** YOUR GOAL **
Where a line holds the string "para", return that line.

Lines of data
━━━━━━━━━━━━━━━━

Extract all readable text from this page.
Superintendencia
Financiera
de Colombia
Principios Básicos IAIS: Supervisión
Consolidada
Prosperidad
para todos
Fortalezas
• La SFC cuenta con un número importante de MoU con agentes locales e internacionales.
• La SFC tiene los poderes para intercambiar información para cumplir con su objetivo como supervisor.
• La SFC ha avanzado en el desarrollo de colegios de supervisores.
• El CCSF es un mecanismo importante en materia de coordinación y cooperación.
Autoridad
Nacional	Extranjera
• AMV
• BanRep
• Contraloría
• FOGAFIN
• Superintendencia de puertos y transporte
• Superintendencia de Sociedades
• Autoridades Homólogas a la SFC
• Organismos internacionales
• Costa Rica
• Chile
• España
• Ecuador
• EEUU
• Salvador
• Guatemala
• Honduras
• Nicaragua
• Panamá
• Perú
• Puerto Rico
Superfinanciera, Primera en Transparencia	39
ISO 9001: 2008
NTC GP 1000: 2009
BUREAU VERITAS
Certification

━━━━━━━━━━━━━━━━

** EXERCISE RESPONSE **
para todos
• La SFC tiene los poderes para intercambiar información para cumplir con su objetivo como supervisor.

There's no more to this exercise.